Directions for this task — Lines holding the string "price" are the ones to copy from this listing.

(Stored data)

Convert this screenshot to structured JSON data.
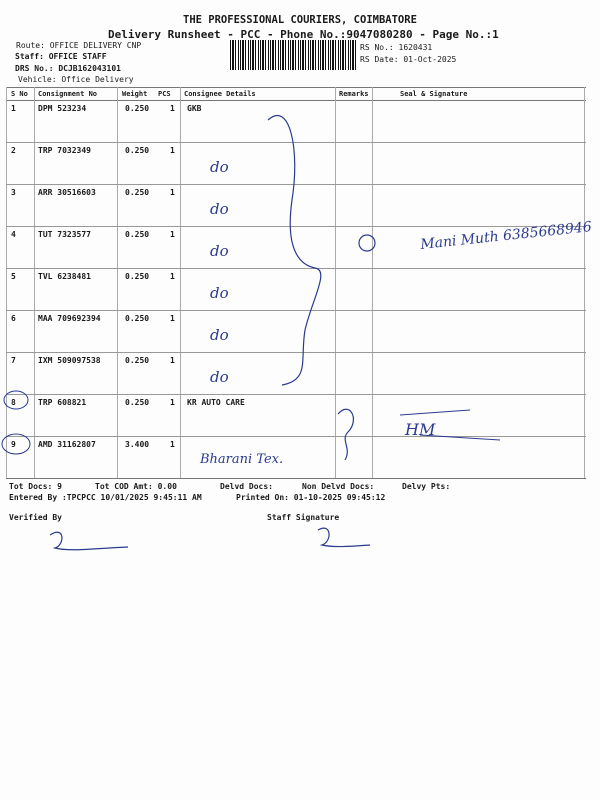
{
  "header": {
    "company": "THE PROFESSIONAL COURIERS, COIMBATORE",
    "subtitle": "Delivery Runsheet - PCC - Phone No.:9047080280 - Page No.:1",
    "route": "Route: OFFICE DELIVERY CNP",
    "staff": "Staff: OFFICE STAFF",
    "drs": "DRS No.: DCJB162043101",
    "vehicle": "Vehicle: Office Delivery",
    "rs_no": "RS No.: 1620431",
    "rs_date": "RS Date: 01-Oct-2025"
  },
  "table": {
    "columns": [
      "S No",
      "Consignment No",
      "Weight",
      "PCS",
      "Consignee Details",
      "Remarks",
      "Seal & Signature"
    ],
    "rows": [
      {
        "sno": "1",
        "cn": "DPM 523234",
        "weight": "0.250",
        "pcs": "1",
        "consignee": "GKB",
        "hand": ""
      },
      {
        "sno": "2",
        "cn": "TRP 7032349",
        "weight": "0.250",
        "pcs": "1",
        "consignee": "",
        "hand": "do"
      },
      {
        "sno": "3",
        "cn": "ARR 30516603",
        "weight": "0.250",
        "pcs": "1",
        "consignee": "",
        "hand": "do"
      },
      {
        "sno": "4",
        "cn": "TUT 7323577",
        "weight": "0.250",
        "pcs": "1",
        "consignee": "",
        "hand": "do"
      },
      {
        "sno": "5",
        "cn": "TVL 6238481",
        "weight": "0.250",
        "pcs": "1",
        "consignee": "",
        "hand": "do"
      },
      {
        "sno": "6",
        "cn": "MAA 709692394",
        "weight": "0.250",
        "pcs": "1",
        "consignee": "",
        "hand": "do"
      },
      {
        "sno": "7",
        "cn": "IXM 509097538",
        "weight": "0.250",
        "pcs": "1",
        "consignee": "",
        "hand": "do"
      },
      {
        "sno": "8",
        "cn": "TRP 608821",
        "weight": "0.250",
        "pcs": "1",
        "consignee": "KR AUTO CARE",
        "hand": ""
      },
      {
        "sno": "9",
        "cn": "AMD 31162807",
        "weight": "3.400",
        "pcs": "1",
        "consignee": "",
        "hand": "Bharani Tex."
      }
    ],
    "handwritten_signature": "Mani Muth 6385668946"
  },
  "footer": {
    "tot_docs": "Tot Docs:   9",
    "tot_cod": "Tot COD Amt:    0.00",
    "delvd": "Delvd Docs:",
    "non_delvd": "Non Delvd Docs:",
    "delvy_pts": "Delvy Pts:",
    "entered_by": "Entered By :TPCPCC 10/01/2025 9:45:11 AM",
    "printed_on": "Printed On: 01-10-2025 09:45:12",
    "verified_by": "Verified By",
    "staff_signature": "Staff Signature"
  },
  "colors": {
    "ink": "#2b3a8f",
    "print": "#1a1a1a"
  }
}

--

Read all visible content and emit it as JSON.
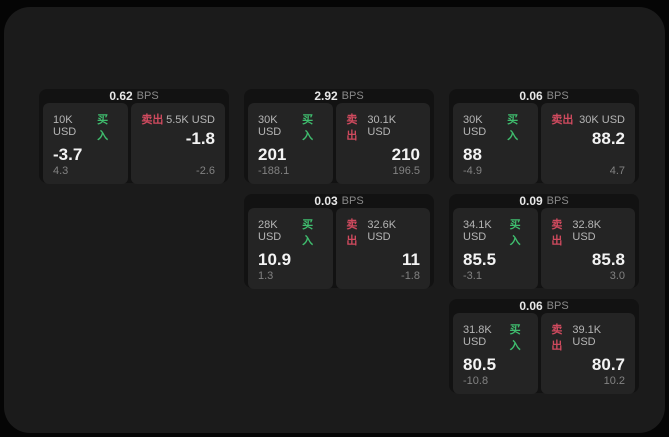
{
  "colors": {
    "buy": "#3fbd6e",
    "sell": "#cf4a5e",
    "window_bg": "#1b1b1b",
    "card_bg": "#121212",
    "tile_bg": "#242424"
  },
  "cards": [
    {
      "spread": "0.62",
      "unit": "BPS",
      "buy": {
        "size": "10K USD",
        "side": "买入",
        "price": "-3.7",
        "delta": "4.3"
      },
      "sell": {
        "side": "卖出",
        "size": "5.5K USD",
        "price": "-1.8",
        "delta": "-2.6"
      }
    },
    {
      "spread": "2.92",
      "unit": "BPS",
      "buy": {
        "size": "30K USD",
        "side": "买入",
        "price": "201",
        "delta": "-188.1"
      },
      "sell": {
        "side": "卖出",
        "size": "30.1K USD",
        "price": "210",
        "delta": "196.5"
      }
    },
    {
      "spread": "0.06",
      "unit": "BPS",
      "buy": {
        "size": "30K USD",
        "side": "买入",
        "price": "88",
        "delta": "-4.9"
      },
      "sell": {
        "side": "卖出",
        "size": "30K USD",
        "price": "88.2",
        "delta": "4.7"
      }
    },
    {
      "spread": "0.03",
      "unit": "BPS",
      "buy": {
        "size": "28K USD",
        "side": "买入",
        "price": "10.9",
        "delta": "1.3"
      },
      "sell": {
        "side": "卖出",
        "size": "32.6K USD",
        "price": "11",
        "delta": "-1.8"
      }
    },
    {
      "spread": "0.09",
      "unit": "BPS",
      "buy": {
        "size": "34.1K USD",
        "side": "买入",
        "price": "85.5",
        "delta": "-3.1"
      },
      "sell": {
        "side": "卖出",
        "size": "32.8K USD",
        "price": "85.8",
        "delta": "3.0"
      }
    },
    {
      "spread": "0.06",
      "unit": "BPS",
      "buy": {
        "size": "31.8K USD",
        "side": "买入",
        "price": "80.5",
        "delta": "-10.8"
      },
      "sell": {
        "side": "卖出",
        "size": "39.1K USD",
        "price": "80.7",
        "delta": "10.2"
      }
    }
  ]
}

The solution —
        "price": "-3.7",
        "price": "-1.8",
        "price": "201",
        "price": "210",
        "price": "88",
        "price": "88.2",
        "price": "10.9",
        "price": "11",
        "price": "85.5",
        "price": "85.8",
        "price": "80.5",
        "price": "80.7",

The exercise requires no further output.